● **Requirement**:
Please switch every "mug-illustration" in the rows that follow to "cup-illustration" and write out the lines again with nothing else changed.

----- Extracted information -----

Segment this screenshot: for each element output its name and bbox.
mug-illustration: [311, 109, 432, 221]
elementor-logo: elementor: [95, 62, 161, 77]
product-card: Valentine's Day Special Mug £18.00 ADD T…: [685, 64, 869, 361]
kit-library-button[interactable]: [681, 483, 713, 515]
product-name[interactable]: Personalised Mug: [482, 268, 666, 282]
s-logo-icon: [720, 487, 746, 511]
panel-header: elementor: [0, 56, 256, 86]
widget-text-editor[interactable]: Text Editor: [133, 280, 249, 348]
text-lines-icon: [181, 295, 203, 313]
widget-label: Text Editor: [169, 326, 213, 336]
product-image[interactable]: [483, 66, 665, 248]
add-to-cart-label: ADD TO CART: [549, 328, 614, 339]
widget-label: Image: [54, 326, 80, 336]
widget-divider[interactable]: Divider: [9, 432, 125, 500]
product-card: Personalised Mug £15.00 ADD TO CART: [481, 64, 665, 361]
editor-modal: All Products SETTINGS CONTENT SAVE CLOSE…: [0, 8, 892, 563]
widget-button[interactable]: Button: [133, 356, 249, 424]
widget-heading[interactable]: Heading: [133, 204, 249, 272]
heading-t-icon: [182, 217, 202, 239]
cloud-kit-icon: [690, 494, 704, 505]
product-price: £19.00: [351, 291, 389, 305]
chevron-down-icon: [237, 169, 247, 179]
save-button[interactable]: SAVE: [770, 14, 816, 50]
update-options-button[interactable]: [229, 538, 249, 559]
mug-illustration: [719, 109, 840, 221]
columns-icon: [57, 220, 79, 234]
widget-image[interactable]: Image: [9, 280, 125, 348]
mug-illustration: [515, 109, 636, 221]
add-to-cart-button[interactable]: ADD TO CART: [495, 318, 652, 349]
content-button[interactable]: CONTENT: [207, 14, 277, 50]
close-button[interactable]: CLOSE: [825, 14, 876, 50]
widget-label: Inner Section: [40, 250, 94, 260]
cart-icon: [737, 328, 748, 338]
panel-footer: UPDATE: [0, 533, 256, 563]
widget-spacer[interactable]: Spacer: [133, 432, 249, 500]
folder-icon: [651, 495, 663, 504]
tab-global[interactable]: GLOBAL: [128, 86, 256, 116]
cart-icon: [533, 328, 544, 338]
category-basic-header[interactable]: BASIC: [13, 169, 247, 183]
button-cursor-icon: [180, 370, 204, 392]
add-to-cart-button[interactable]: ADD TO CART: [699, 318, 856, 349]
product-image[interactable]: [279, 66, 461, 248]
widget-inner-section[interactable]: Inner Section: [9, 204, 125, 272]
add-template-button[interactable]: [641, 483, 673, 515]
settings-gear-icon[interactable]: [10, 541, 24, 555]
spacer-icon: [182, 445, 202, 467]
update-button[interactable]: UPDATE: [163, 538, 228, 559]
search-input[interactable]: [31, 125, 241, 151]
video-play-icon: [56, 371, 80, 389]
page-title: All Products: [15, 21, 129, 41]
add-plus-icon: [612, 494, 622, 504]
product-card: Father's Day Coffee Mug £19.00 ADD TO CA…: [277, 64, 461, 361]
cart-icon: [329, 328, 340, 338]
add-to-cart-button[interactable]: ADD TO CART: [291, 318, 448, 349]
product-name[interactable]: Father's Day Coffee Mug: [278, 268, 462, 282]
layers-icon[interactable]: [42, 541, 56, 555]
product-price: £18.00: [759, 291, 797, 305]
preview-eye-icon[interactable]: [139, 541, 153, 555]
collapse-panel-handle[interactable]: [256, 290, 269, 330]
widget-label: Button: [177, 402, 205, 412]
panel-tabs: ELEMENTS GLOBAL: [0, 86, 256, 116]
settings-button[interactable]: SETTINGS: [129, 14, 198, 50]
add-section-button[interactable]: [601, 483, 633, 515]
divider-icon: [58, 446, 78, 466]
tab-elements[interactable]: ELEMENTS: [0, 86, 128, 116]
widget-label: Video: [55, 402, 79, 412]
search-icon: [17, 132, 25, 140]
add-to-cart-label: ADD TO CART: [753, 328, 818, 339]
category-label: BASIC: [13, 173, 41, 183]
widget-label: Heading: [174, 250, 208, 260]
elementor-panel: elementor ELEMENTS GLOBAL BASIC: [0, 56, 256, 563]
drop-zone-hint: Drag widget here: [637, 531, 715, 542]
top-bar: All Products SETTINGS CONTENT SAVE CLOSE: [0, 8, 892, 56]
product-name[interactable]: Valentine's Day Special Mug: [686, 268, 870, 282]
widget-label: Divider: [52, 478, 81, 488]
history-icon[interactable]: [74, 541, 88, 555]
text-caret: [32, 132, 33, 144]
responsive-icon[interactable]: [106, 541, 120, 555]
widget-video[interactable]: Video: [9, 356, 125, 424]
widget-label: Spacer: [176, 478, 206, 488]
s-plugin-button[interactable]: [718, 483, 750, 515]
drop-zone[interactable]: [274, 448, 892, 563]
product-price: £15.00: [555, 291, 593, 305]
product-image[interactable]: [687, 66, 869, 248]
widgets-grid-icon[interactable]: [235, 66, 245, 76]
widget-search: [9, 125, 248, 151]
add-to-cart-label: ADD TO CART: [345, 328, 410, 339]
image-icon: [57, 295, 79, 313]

-----

● **Completed task**:
Segment this screenshot: for each element output its name and bbox.
cup-illustration: [311, 109, 432, 221]
elementor-logo: elementor: [95, 62, 161, 77]
product-card: Valentine's Day Special Mug £18.00 ADD T…: [685, 64, 869, 361]
kit-library-button[interactable]: [681, 483, 713, 515]
product-name[interactable]: Personalised Mug: [482, 268, 666, 282]
s-logo-icon: [720, 487, 746, 511]
panel-header: elementor: [0, 56, 256, 86]
widget-text-editor[interactable]: Text Editor: [133, 280, 249, 348]
text-lines-icon: [181, 295, 203, 313]
widget-label: Text Editor: [169, 326, 213, 336]
product-image[interactable]: [483, 66, 665, 248]
add-to-cart-label: ADD TO CART: [549, 328, 614, 339]
widget-label: Image: [54, 326, 80, 336]
widget-divider[interactable]: Divider: [9, 432, 125, 500]
product-card: Personalised Mug £15.00 ADD TO CART: [481, 64, 665, 361]
editor-modal: All Products SETTINGS CONTENT SAVE CLOSE…: [0, 8, 892, 563]
widget-button[interactable]: Button: [133, 356, 249, 424]
widget-heading[interactable]: Heading: [133, 204, 249, 272]
heading-t-icon: [182, 217, 202, 239]
cloud-kit-icon: [690, 494, 704, 505]
product-price: £19.00: [351, 291, 389, 305]
chevron-down-icon: [237, 169, 247, 179]
save-button[interactable]: SAVE: [770, 14, 816, 50]
update-options-button[interactable]: [229, 538, 249, 559]
cup-illustration: [719, 109, 840, 221]
columns-icon: [57, 220, 79, 234]
widget-image[interactable]: Image: [9, 280, 125, 348]
cup-illustration: [515, 109, 636, 221]
add-to-cart-button[interactable]: ADD TO CART: [495, 318, 652, 349]
content-button[interactable]: CONTENT: [207, 14, 277, 50]
close-button[interactable]: CLOSE: [825, 14, 876, 50]
widget-label: Inner Section: [40, 250, 94, 260]
cart-icon: [737, 328, 748, 338]
panel-footer: UPDATE: [0, 533, 256, 563]
widget-spacer[interactable]: Spacer: [133, 432, 249, 500]
folder-icon: [651, 495, 663, 504]
tab-global[interactable]: GLOBAL: [128, 86, 256, 116]
cart-icon: [533, 328, 544, 338]
category-basic-header[interactable]: BASIC: [13, 169, 247, 183]
button-cursor-icon: [180, 370, 204, 392]
add-to-cart-button[interactable]: ADD TO CART: [699, 318, 856, 349]
product-image[interactable]: [279, 66, 461, 248]
widget-inner-section[interactable]: Inner Section: [9, 204, 125, 272]
add-template-button[interactable]: [641, 483, 673, 515]
settings-gear-icon[interactable]: [10, 541, 24, 555]
spacer-icon: [182, 445, 202, 467]
update-button[interactable]: UPDATE: [163, 538, 228, 559]
search-input[interactable]: [31, 125, 241, 151]
video-play-icon: [56, 371, 80, 389]
page-title: All Products: [15, 21, 129, 41]
add-plus-icon: [612, 494, 622, 504]
product-card: Father's Day Coffee Mug £19.00 ADD TO CA…: [277, 64, 461, 361]
cart-icon: [329, 328, 340, 338]
add-to-cart-button[interactable]: ADD TO CART: [291, 318, 448, 349]
product-name[interactable]: Father's Day Coffee Mug: [278, 268, 462, 282]
layers-icon[interactable]: [42, 541, 56, 555]
product-price: £18.00: [759, 291, 797, 305]
preview-eye-icon[interactable]: [139, 541, 153, 555]
collapse-panel-handle[interactable]: [256, 290, 269, 330]
widget-label: Button: [177, 402, 205, 412]
panel-tabs: ELEMENTS GLOBAL: [0, 86, 256, 116]
settings-button[interactable]: SETTINGS: [129, 14, 198, 50]
add-section-button[interactable]: [601, 483, 633, 515]
divider-icon: [58, 446, 78, 466]
tab-elements[interactable]: ELEMENTS: [0, 86, 128, 116]
widget-label: Video: [55, 402, 79, 412]
search-icon: [17, 132, 25, 140]
add-to-cart-label: ADD TO CART: [753, 328, 818, 339]
category-label: BASIC: [13, 173, 41, 183]
widget-label: Heading: [174, 250, 208, 260]
elementor-panel: elementor ELEMENTS GLOBAL BASIC: [0, 56, 256, 563]
drop-zone-hint: Drag widget here: [637, 531, 715, 542]
top-bar: All Products SETTINGS CONTENT SAVE CLOSE: [0, 8, 892, 56]
product-name[interactable]: Valentine's Day Special Mug: [686, 268, 870, 282]
widget-label: Divider: [52, 478, 81, 488]
history-icon[interactable]: [74, 541, 88, 555]
text-caret: [32, 132, 33, 144]
responsive-icon[interactable]: [106, 541, 120, 555]
widget-video[interactable]: Video: [9, 356, 125, 424]
widget-label: Spacer: [176, 478, 206, 488]
s-plugin-button[interactable]: [718, 483, 750, 515]
drop-zone[interactable]: [274, 448, 892, 563]
product-price: £15.00: [555, 291, 593, 305]
product-image[interactable]: [687, 66, 869, 248]
widgets-grid-icon[interactable]: [235, 66, 245, 76]
widget-search: [9, 125, 248, 151]
add-to-cart-label: ADD TO CART: [345, 328, 410, 339]
image-icon: [57, 295, 79, 313]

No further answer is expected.